▶ **WHAT THE TASK ASKS**: Extract the full listing verbatim and drop any pictures from your copy.

▶ **INFORMATION SHOWN**:
#####
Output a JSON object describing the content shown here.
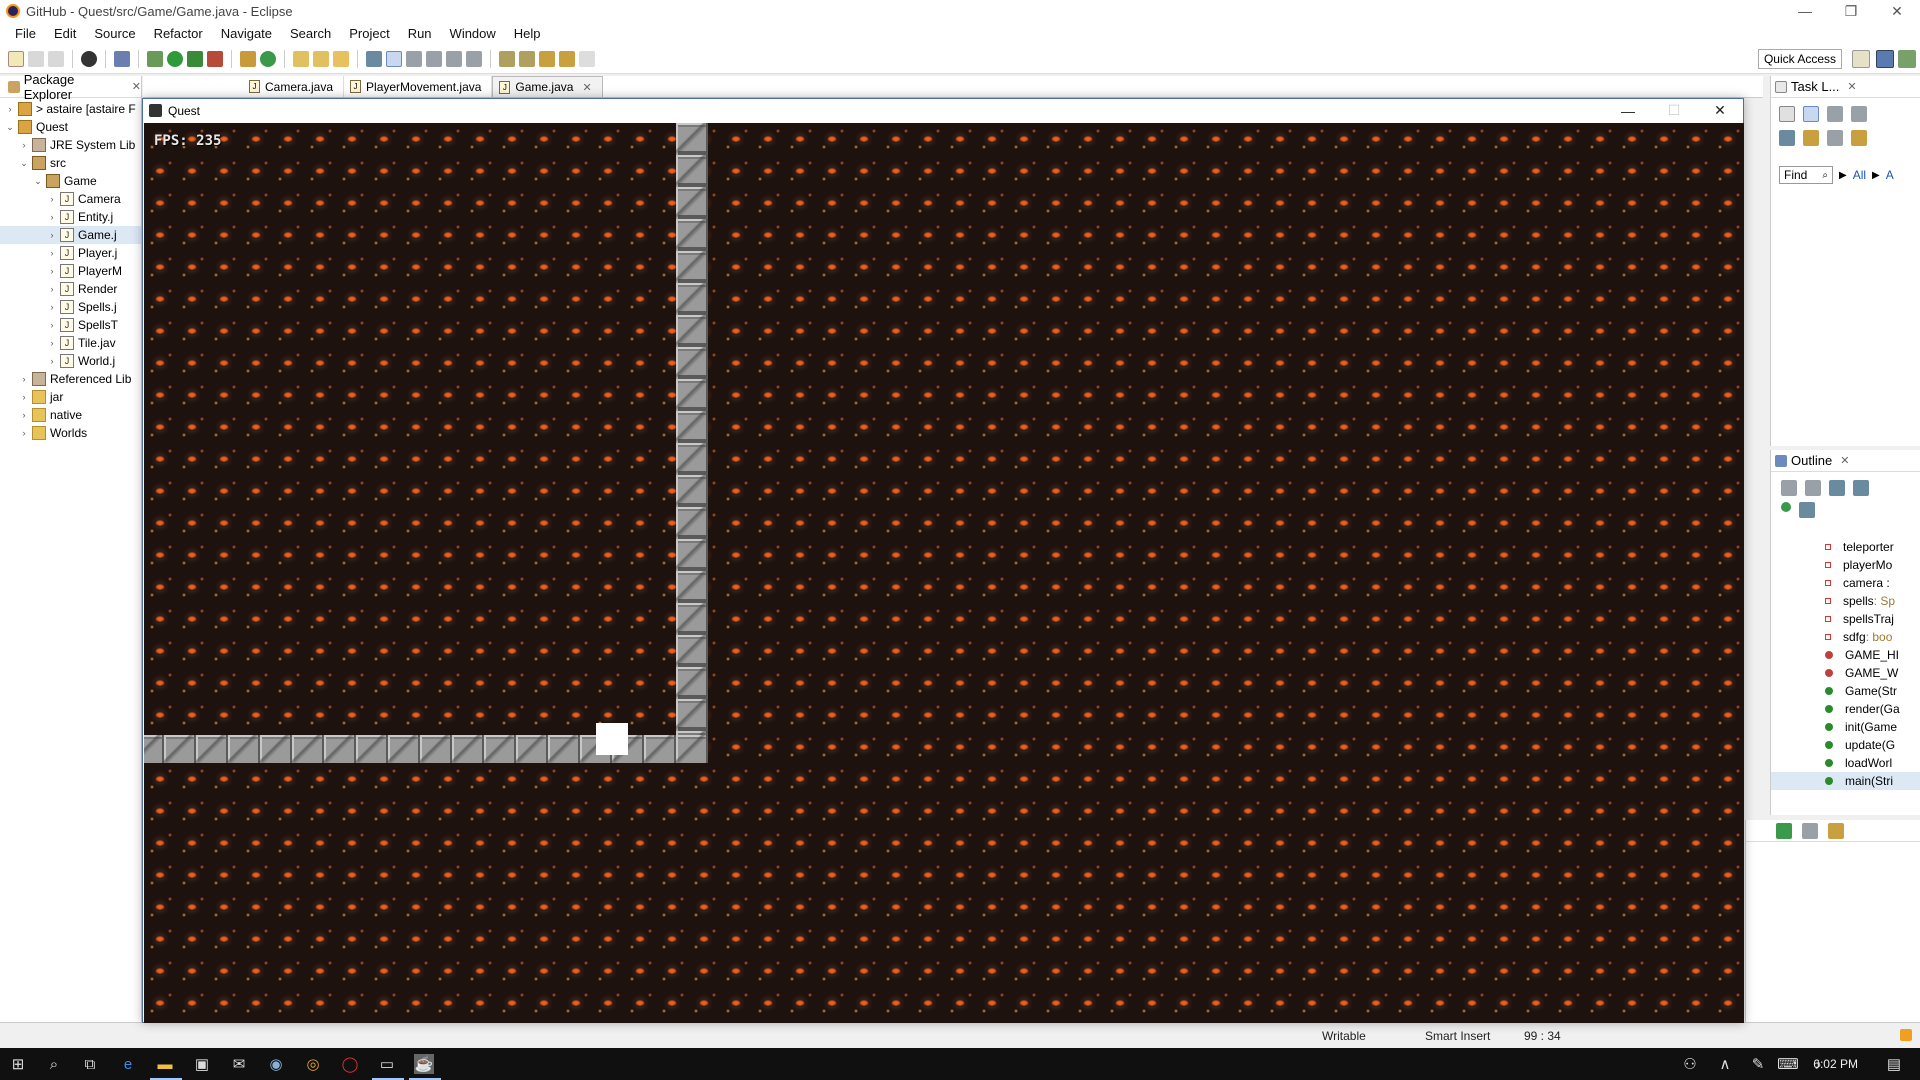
{
  "window": {
    "title": "GitHub - Quest/src/Game/Game.java - Eclipse"
  },
  "menu": [
    "File",
    "Edit",
    "Source",
    "Refactor",
    "Navigate",
    "Search",
    "Project",
    "Run",
    "Window",
    "Help"
  ],
  "toolbar": {
    "quick_access": "Quick Access"
  },
  "package_explorer": {
    "title": "Package Explorer",
    "tree": [
      {
        "label": "> astaire [astaire F",
        "indent": 0,
        "arrow": "›",
        "icon": "proj"
      },
      {
        "label": "Quest",
        "indent": 0,
        "arrow": "⌄",
        "icon": "proj"
      },
      {
        "label": "JRE System Lib",
        "indent": 1,
        "arrow": "›",
        "icon": "lib"
      },
      {
        "label": "src",
        "indent": 1,
        "arrow": "⌄",
        "icon": "pkg"
      },
      {
        "label": "Game",
        "indent": 2,
        "arrow": "⌄",
        "icon": "pkg"
      },
      {
        "label": "Camera",
        "indent": 3,
        "arrow": "›",
        "icon": "java"
      },
      {
        "label": "Entity.j",
        "indent": 3,
        "arrow": "›",
        "icon": "java"
      },
      {
        "label": "Game.j",
        "indent": 3,
        "arrow": "›",
        "icon": "java",
        "selected": true
      },
      {
        "label": "Player.j",
        "indent": 3,
        "arrow": "›",
        "icon": "java"
      },
      {
        "label": "PlayerM",
        "indent": 3,
        "arrow": "›",
        "icon": "java"
      },
      {
        "label": "Render",
        "indent": 3,
        "arrow": "›",
        "icon": "java"
      },
      {
        "label": "Spells.j",
        "indent": 3,
        "arrow": "›",
        "icon": "java"
      },
      {
        "label": "SpellsT",
        "indent": 3,
        "arrow": "›",
        "icon": "java"
      },
      {
        "label": "Tile.jav",
        "indent": 3,
        "arrow": "›",
        "icon": "java"
      },
      {
        "label": "World.j",
        "indent": 3,
        "arrow": "›",
        "icon": "java"
      },
      {
        "label": "Referenced Lib",
        "indent": 1,
        "arrow": "›",
        "icon": "lib"
      },
      {
        "label": "jar",
        "indent": 1,
        "arrow": "›",
        "icon": "folder"
      },
      {
        "label": "native",
        "indent": 1,
        "arrow": "›",
        "icon": "folder"
      },
      {
        "label": "Worlds",
        "indent": 1,
        "arrow": "›",
        "icon": "folder"
      }
    ]
  },
  "editor_tabs": [
    {
      "label": "Camera.java",
      "active": false
    },
    {
      "label": "PlayerMovement.java",
      "active": false
    },
    {
      "label": "Game.java",
      "active": true
    }
  ],
  "game_window": {
    "title": "Quest",
    "fps_text": "FPS: 235"
  },
  "task_list": {
    "title": "Task L...",
    "find_placeholder": "Find",
    "all_label": "All",
    "a_label": "A"
  },
  "outline": {
    "title": "Outline",
    "items": [
      {
        "label": "teleporter",
        "kind": "field"
      },
      {
        "label": "playerMo",
        "kind": "field"
      },
      {
        "label": "camera :",
        "kind": "field"
      },
      {
        "label": "spells",
        "suffix": " : Sp",
        "kind": "field"
      },
      {
        "label": "spellsTraj",
        "kind": "field"
      },
      {
        "label": "sdfg",
        "suffix": " : boo",
        "kind": "field"
      },
      {
        "label": "GAME_HI",
        "kind": "const"
      },
      {
        "label": "GAME_W",
        "kind": "const"
      },
      {
        "label": "Game(Str",
        "kind": "method"
      },
      {
        "label": "render(Ga",
        "kind": "method"
      },
      {
        "label": "init(Game",
        "kind": "method"
      },
      {
        "label": "update(G",
        "kind": "method"
      },
      {
        "label": "loadWorl",
        "kind": "method"
      },
      {
        "label": "main(Stri",
        "kind": "method",
        "selected": true
      }
    ]
  },
  "status": {
    "writable": "Writable",
    "insert_mode": "Smart Insert",
    "position": "99 : 34"
  },
  "taskbar": {
    "time": "6:02 PM"
  }
}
#####
▶ **REPLY TO THE TASK**:
Output a JSON object describing the content shown here.
{
  "window": {
    "title": "GitHub - Quest/src/Game/Game.java - Eclipse"
  },
  "menu": [
    "File",
    "Edit",
    "Source",
    "Refactor",
    "Navigate",
    "Search",
    "Project",
    "Run",
    "Window",
    "Help"
  ],
  "toolbar": {
    "quick_access": "Quick Access"
  },
  "package_explorer": {
    "title": "Package Explorer",
    "tree": [
      {
        "label": "> astaire [astaire F",
        "indent": 0,
        "arrow": "›",
        "icon": "proj"
      },
      {
        "label": "Quest",
        "indent": 0,
        "arrow": "⌄",
        "icon": "proj"
      },
      {
        "label": "JRE System Lib",
        "indent": 1,
        "arrow": "›",
        "icon": "lib"
      },
      {
        "label": "src",
        "indent": 1,
        "arrow": "⌄",
        "icon": "pkg"
      },
      {
        "label": "Game",
        "indent": 2,
        "arrow": "⌄",
        "icon": "pkg"
      },
      {
        "label": "Camera",
        "indent": 3,
        "arrow": "›",
        "icon": "java"
      },
      {
        "label": "Entity.j",
        "indent": 3,
        "arrow": "›",
        "icon": "java"
      },
      {
        "label": "Game.j",
        "indent": 3,
        "arrow": "›",
        "icon": "java",
        "selected": true
      },
      {
        "label": "Player.j",
        "indent": 3,
        "arrow": "›",
        "icon": "java"
      },
      {
        "label": "PlayerM",
        "indent": 3,
        "arrow": "›",
        "icon": "java"
      },
      {
        "label": "Render",
        "indent": 3,
        "arrow": "›",
        "icon": "java"
      },
      {
        "label": "Spells.j",
        "indent": 3,
        "arrow": "›",
        "icon": "java"
      },
      {
        "label": "SpellsT",
        "indent": 3,
        "arrow": "›",
        "icon": "java"
      },
      {
        "label": "Tile.jav",
        "indent": 3,
        "arrow": "›",
        "icon": "java"
      },
      {
        "label": "World.j",
        "indent": 3,
        "arrow": "›",
        "icon": "java"
      },
      {
        "label": "Referenced Lib",
        "indent": 1,
        "arrow": "›",
        "icon": "lib"
      },
      {
        "label": "jar",
        "indent": 1,
        "arrow": "›",
        "icon": "folder"
      },
      {
        "label": "native",
        "indent": 1,
        "arrow": "›",
        "icon": "folder"
      },
      {
        "label": "Worlds",
        "indent": 1,
        "arrow": "›",
        "icon": "folder"
      }
    ]
  },
  "editor_tabs": [
    {
      "label": "Camera.java",
      "active": false
    },
    {
      "label": "PlayerMovement.java",
      "active": false
    },
    {
      "label": "Game.java",
      "active": true
    }
  ],
  "game_window": {
    "title": "Quest",
    "fps_text": "FPS: 235"
  },
  "task_list": {
    "title": "Task L...",
    "find_placeholder": "Find",
    "all_label": "All",
    "a_label": "A"
  },
  "outline": {
    "title": "Outline",
    "items": [
      {
        "label": "teleporter",
        "kind": "field"
      },
      {
        "label": "playerMo",
        "kind": "field"
      },
      {
        "label": "camera :",
        "kind": "field"
      },
      {
        "label": "spells",
        "suffix": " : Sp",
        "kind": "field"
      },
      {
        "label": "spellsTraj",
        "kind": "field"
      },
      {
        "label": "sdfg",
        "suffix": " : boo",
        "kind": "field"
      },
      {
        "label": "GAME_HI",
        "kind": "const"
      },
      {
        "label": "GAME_W",
        "kind": "const"
      },
      {
        "label": "Game(Str",
        "kind": "method"
      },
      {
        "label": "render(Ga",
        "kind": "method"
      },
      {
        "label": "init(Game",
        "kind": "method"
      },
      {
        "label": "update(G",
        "kind": "method"
      },
      {
        "label": "loadWorl",
        "kind": "method"
      },
      {
        "label": "main(Stri",
        "kind": "method",
        "selected": true
      }
    ]
  },
  "status": {
    "writable": "Writable",
    "insert_mode": "Smart Insert",
    "position": "99 : 34"
  },
  "taskbar": {
    "time": "6:02 PM"
  }
}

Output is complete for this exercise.